WHAT IS EXPECTED:
Return every record exactly as written.

Figure record extracts:

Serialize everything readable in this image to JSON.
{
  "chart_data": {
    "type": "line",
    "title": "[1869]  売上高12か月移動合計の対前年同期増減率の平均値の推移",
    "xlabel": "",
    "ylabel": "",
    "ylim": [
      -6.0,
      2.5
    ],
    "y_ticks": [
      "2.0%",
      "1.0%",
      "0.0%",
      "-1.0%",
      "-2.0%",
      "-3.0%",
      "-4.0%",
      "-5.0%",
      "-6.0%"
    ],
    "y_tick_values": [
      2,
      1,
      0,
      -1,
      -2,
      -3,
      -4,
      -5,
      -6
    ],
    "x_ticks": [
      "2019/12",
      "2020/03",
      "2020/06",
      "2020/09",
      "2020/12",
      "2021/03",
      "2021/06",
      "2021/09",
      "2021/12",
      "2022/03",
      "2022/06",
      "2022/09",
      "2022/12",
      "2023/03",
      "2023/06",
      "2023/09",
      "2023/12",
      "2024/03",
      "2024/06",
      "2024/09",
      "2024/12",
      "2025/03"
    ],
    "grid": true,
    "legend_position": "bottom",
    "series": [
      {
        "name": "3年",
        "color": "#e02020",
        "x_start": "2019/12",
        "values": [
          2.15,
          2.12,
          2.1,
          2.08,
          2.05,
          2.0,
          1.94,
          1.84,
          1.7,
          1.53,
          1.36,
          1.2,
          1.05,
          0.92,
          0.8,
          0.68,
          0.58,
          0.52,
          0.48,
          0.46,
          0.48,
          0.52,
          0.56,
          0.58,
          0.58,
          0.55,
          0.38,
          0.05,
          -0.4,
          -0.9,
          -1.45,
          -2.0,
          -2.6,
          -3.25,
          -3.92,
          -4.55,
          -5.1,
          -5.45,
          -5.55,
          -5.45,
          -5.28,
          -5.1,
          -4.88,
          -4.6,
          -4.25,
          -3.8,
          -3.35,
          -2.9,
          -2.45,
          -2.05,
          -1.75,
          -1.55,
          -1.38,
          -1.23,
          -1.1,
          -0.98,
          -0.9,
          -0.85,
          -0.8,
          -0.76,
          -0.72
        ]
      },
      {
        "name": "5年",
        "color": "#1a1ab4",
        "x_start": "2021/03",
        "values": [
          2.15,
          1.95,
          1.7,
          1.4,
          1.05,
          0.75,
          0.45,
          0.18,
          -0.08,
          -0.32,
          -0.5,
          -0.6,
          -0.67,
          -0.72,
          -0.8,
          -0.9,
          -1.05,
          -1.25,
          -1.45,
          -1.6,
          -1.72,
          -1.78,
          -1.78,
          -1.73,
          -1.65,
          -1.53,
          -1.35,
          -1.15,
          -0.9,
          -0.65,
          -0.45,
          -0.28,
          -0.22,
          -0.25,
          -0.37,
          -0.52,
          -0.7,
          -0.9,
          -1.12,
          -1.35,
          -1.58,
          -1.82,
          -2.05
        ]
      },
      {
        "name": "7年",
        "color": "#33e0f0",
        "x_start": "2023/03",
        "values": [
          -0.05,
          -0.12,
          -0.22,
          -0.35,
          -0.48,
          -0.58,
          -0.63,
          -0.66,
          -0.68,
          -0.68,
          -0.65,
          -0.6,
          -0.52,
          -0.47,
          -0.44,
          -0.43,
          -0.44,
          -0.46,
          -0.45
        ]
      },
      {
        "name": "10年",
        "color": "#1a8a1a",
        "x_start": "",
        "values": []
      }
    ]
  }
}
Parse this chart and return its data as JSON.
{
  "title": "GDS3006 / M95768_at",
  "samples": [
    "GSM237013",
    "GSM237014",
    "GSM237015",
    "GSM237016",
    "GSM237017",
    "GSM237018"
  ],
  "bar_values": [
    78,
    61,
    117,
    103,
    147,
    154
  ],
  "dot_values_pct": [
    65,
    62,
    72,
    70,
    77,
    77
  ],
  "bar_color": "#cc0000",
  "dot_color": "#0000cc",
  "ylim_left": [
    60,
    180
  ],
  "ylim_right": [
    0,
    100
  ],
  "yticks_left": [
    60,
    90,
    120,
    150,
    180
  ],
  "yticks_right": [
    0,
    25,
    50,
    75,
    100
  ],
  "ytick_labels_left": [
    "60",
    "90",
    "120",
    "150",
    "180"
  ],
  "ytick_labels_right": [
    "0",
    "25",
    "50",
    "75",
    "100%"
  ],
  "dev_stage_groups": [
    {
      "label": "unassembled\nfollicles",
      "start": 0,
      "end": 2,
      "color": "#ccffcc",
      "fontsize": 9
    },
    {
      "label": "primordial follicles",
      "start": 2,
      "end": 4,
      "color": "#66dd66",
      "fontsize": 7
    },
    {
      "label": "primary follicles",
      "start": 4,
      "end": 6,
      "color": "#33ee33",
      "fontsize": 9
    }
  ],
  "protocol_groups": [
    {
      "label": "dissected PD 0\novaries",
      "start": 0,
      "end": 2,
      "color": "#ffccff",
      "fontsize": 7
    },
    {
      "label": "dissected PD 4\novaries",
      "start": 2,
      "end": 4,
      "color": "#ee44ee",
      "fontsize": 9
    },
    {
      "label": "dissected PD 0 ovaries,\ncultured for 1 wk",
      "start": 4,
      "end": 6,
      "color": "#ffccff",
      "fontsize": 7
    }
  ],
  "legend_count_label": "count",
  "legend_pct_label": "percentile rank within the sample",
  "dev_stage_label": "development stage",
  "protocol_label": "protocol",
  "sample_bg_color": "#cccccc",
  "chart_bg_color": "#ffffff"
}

COMPLETED TASK:
Serialize everything readable in this image to JSON.
{
  "chart_data": {
    "type": "line",
    "title": "[1869]  売上高12か月移動合計の対前年同期増減率の平均値の推移",
    "xlabel": "",
    "ylabel": "",
    "ylim": [
      -6.0,
      2.5
    ],
    "y_ticks": [
      "2.0%",
      "1.0%",
      "0.0%",
      "-1.0%",
      "-2.0%",
      "-3.0%",
      "-4.0%",
      "-5.0%",
      "-6.0%"
    ],
    "y_tick_values": [
      2,
      1,
      0,
      -1,
      -2,
      -3,
      -4,
      -5,
      -6
    ],
    "x_ticks": [
      "2019/12",
      "2020/03",
      "2020/06",
      "2020/09",
      "2020/12",
      "2021/03",
      "2021/06",
      "2021/09",
      "2021/12",
      "2022/03",
      "2022/06",
      "2022/09",
      "2022/12",
      "2023/03",
      "2023/06",
      "2023/09",
      "2023/12",
      "2024/03",
      "2024/06",
      "2024/09",
      "2024/12",
      "2025/03"
    ],
    "grid": true,
    "legend_position": "bottom",
    "series": [
      {
        "name": "3年",
        "color": "#e02020",
        "x_start": "2019/12",
        "values": [
          2.15,
          2.12,
          2.1,
          2.08,
          2.05,
          2.0,
          1.94,
          1.84,
          1.7,
          1.53,
          1.36,
          1.2,
          1.05,
          0.92,
          0.8,
          0.68,
          0.58,
          0.52,
          0.48,
          0.46,
          0.48,
          0.52,
          0.56,
          0.58,
          0.58,
          0.55,
          0.38,
          0.05,
          -0.4,
          -0.9,
          -1.45,
          -2.0,
          -2.6,
          -3.25,
          -3.92,
          -4.55,
          -5.1,
          -5.45,
          -5.55,
          -5.45,
          -5.28,
          -5.1,
          -4.88,
          -4.6,
          -4.25,
          -3.8,
          -3.35,
          -2.9,
          -2.45,
          -2.05,
          -1.75,
          -1.55,
          -1.38,
          -1.23,
          -1.1,
          -0.98,
          -0.9,
          -0.85,
          -0.8,
          -0.76,
          -0.72
        ]
      },
      {
        "name": "5年",
        "color": "#1a1ab4",
        "x_start": "2021/03",
        "values": [
          2.15,
          1.95,
          1.7,
          1.4,
          1.05,
          0.75,
          0.45,
          0.18,
          -0.08,
          -0.32,
          -0.5,
          -0.6,
          -0.67,
          -0.72,
          -0.8,
          -0.9,
          -1.05,
          -1.25,
          -1.45,
          -1.6,
          -1.72,
          -1.78,
          -1.78,
          -1.73,
          -1.65,
          -1.53,
          -1.35,
          -1.15,
          -0.9,
          -0.65,
          -0.45,
          -0.28,
          -0.22,
          -0.25,
          -0.37,
          -0.52,
          -0.7,
          -0.9,
          -1.12,
          -1.35,
          -1.58,
          -1.82,
          -2.05
        ]
      },
      {
        "name": "7年",
        "color": "#33e0f0",
        "x_start": "2023/03",
        "values": [
          -0.05,
          -0.12,
          -0.22,
          -0.35,
          -0.48,
          -0.58,
          -0.63,
          -0.66,
          -0.68,
          -0.68,
          -0.65,
          -0.6,
          -0.52,
          -0.47,
          -0.44,
          -0.43,
          -0.44,
          -0.46,
          -0.45
        ]
      },
      {
        "name": "10年",
        "color": "#1a8a1a",
        "x_start": "",
        "values": []
      }
    ]
  }
}
Parse this chart and return its data as JSON.
{
  "title": "GDS3006 / M95768_at",
  "samples": [
    "GSM237013",
    "GSM237014",
    "GSM237015",
    "GSM237016",
    "GSM237017",
    "GSM237018"
  ],
  "bar_values": [
    78,
    61,
    117,
    103,
    147,
    154
  ],
  "dot_values_pct": [
    65,
    62,
    72,
    70,
    77,
    77
  ],
  "bar_color": "#cc0000",
  "dot_color": "#0000cc",
  "ylim_left": [
    60,
    180
  ],
  "ylim_right": [
    0,
    100
  ],
  "yticks_left": [
    60,
    90,
    120,
    150,
    180
  ],
  "yticks_right": [
    0,
    25,
    50,
    75,
    100
  ],
  "ytick_labels_left": [
    "60",
    "90",
    "120",
    "150",
    "180"
  ],
  "ytick_labels_right": [
    "0",
    "25",
    "50",
    "75",
    "100%"
  ],
  "dev_stage_groups": [
    {
      "label": "unassembled\nfollicles",
      "start": 0,
      "end": 2,
      "color": "#ccffcc",
      "fontsize": 9
    },
    {
      "label": "primordial follicles",
      "start": 2,
      "end": 4,
      "color": "#66dd66",
      "fontsize": 7
    },
    {
      "label": "primary follicles",
      "start": 4,
      "end": 6,
      "color": "#33ee33",
      "fontsize": 9
    }
  ],
  "protocol_groups": [
    {
      "label": "dissected PD 0\novaries",
      "start": 0,
      "end": 2,
      "color": "#ffccff",
      "fontsize": 7
    },
    {
      "label": "dissected PD 4\novaries",
      "start": 2,
      "end": 4,
      "color": "#ee44ee",
      "fontsize": 9
    },
    {
      "label": "dissected PD 0 ovaries,\ncultured for 1 wk",
      "start": 4,
      "end": 6,
      "color": "#ffccff",
      "fontsize": 7
    }
  ],
  "legend_count_label": "count",
  "legend_pct_label": "percentile rank within the sample",
  "dev_stage_label": "development stage",
  "protocol_label": "protocol",
  "sample_bg_color": "#cccccc",
  "chart_bg_color": "#ffffff"
}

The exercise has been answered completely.